What is expected:
Can the data below be echoed back word for word?

Dataset records:
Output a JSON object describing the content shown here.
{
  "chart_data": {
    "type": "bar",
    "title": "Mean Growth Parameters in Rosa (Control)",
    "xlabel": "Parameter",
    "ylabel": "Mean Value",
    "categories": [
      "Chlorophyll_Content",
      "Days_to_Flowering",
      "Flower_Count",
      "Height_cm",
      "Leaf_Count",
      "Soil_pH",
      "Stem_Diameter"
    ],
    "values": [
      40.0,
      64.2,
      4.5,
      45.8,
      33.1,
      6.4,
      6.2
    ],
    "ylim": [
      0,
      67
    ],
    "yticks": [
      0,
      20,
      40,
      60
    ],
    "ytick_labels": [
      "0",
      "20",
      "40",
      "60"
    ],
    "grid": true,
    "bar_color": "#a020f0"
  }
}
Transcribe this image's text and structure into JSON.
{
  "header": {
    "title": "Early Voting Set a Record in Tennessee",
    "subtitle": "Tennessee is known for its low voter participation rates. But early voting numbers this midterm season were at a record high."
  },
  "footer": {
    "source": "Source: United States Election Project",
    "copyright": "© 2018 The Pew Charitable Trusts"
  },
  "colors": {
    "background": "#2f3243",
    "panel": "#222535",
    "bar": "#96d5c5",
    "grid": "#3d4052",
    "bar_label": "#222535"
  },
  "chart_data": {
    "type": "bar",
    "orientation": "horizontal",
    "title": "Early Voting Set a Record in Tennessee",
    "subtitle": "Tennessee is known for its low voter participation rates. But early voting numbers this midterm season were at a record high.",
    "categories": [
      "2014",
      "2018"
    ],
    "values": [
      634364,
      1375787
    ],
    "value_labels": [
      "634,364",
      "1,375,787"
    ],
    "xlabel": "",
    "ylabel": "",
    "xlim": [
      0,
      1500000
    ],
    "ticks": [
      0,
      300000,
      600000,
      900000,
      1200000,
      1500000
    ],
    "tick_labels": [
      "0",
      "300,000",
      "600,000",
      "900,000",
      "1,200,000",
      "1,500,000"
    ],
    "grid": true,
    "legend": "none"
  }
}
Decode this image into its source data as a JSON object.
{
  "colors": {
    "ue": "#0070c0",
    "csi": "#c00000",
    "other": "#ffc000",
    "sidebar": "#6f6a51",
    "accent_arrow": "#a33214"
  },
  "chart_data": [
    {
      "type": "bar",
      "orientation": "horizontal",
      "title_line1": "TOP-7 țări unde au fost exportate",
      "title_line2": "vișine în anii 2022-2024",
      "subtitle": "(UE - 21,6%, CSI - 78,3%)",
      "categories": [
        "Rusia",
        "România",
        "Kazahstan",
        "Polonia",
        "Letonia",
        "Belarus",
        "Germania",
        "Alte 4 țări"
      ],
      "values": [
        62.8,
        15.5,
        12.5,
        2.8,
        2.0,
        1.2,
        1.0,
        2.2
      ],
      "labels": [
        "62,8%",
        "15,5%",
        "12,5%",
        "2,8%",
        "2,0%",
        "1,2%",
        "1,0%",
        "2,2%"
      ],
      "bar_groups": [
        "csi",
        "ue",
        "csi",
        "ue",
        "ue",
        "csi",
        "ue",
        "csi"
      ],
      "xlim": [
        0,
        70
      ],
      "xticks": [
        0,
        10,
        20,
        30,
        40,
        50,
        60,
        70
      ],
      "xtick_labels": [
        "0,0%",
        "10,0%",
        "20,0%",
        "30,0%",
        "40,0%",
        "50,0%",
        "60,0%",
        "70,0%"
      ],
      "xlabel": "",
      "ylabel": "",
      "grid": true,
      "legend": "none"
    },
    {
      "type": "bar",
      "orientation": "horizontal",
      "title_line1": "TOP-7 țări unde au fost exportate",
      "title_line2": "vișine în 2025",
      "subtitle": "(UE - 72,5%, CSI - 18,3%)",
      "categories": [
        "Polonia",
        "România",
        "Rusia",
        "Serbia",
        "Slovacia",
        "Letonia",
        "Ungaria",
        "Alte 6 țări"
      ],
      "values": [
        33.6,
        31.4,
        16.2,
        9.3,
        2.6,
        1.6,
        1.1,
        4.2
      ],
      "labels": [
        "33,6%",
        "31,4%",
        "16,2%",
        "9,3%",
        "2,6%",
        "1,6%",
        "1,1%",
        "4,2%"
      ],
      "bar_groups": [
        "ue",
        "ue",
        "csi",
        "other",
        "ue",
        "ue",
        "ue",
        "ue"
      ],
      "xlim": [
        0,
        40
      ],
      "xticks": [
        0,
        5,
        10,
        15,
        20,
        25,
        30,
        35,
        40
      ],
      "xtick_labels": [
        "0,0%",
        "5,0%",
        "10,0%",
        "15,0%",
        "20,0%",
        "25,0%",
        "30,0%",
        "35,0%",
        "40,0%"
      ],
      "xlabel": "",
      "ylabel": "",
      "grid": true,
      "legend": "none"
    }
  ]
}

Solution for this problem:
Output a JSON object describing the content shown here.
{
  "chart_data": {
    "type": "bar",
    "title": "Mean Growth Parameters in Rosa (Control)",
    "xlabel": "Parameter",
    "ylabel": "Mean Value",
    "categories": [
      "Chlorophyll_Content",
      "Days_to_Flowering",
      "Flower_Count",
      "Height_cm",
      "Leaf_Count",
      "Soil_pH",
      "Stem_Diameter"
    ],
    "values": [
      40.0,
      64.2,
      4.5,
      45.8,
      33.1,
      6.4,
      6.2
    ],
    "ylim": [
      0,
      67
    ],
    "yticks": [
      0,
      20,
      40,
      60
    ],
    "ytick_labels": [
      "0",
      "20",
      "40",
      "60"
    ],
    "grid": true,
    "bar_color": "#a020f0"
  }
}
Transcribe this image's text and structure into JSON.
{
  "header": {
    "title": "Early Voting Set a Record in Tennessee",
    "subtitle": "Tennessee is known for its low voter participation rates. But early voting numbers this midterm season were at a record high."
  },
  "footer": {
    "source": "Source: United States Election Project",
    "copyright": "© 2018 The Pew Charitable Trusts"
  },
  "colors": {
    "background": "#2f3243",
    "panel": "#222535",
    "bar": "#96d5c5",
    "grid": "#3d4052",
    "bar_label": "#222535"
  },
  "chart_data": {
    "type": "bar",
    "orientation": "horizontal",
    "title": "Early Voting Set a Record in Tennessee",
    "subtitle": "Tennessee is known for its low voter participation rates. But early voting numbers this midterm season were at a record high.",
    "categories": [
      "2014",
      "2018"
    ],
    "values": [
      634364,
      1375787
    ],
    "value_labels": [
      "634,364",
      "1,375,787"
    ],
    "xlabel": "",
    "ylabel": "",
    "xlim": [
      0,
      1500000
    ],
    "ticks": [
      0,
      300000,
      600000,
      900000,
      1200000,
      1500000
    ],
    "tick_labels": [
      "0",
      "300,000",
      "600,000",
      "900,000",
      "1,200,000",
      "1,500,000"
    ],
    "grid": true,
    "legend": "none"
  }
}
Decode this image into its source data as a JSON object.
{
  "colors": {
    "ue": "#0070c0",
    "csi": "#c00000",
    "other": "#ffc000",
    "sidebar": "#6f6a51",
    "accent_arrow": "#a33214"
  },
  "chart_data": [
    {
      "type": "bar",
      "orientation": "horizontal",
      "title_line1": "TOP-7 țări unde au fost exportate",
      "title_line2": "vișine în anii 2022-2024",
      "subtitle": "(UE - 21,6%, CSI - 78,3%)",
      "categories": [
        "Rusia",
        "România",
        "Kazahstan",
        "Polonia",
        "Letonia",
        "Belarus",
        "Germania",
        "Alte 4 țări"
      ],
      "values": [
        62.8,
        15.5,
        12.5,
        2.8,
        2.0,
        1.2,
        1.0,
        2.2
      ],
      "labels": [
        "62,8%",
        "15,5%",
        "12,5%",
        "2,8%",
        "2,0%",
        "1,2%",
        "1,0%",
        "2,2%"
      ],
      "bar_groups": [
        "csi",
        "ue",
        "csi",
        "ue",
        "ue",
        "csi",
        "ue",
        "csi"
      ],
      "xlim": [
        0,
        70
      ],
      "xticks": [
        0,
        10,
        20,
        30,
        40,
        50,
        60,
        70
      ],
      "xtick_labels": [
        "0,0%",
        "10,0%",
        "20,0%",
        "30,0%",
        "40,0%",
        "50,0%",
        "60,0%",
        "70,0%"
      ],
      "xlabel": "",
      "ylabel": "",
      "grid": true,
      "legend": "none"
    },
    {
      "type": "bar",
      "orientation": "horizontal",
      "title_line1": "TOP-7 țări unde au fost exportate",
      "title_line2": "vișine în 2025",
      "subtitle": "(UE - 72,5%, CSI - 18,3%)",
      "categories": [
        "Polonia",
        "România",
        "Rusia",
        "Serbia",
        "Slovacia",
        "Letonia",
        "Ungaria",
        "Alte 6 țări"
      ],
      "values": [
        33.6,
        31.4,
        16.2,
        9.3,
        2.6,
        1.6,
        1.1,
        4.2
      ],
      "labels": [
        "33,6%",
        "31,4%",
        "16,2%",
        "9,3%",
        "2,6%",
        "1,6%",
        "1,1%",
        "4,2%"
      ],
      "bar_groups": [
        "ue",
        "ue",
        "csi",
        "other",
        "ue",
        "ue",
        "ue",
        "ue"
      ],
      "xlim": [
        0,
        40
      ],
      "xticks": [
        0,
        5,
        10,
        15,
        20,
        25,
        30,
        35,
        40
      ],
      "xtick_labels": [
        "0,0%",
        "5,0%",
        "10,0%",
        "15,0%",
        "20,0%",
        "25,0%",
        "30,0%",
        "35,0%",
        "40,0%"
      ],
      "xlabel": "",
      "ylabel": "",
      "grid": true,
      "legend": "none"
    }
  ]
}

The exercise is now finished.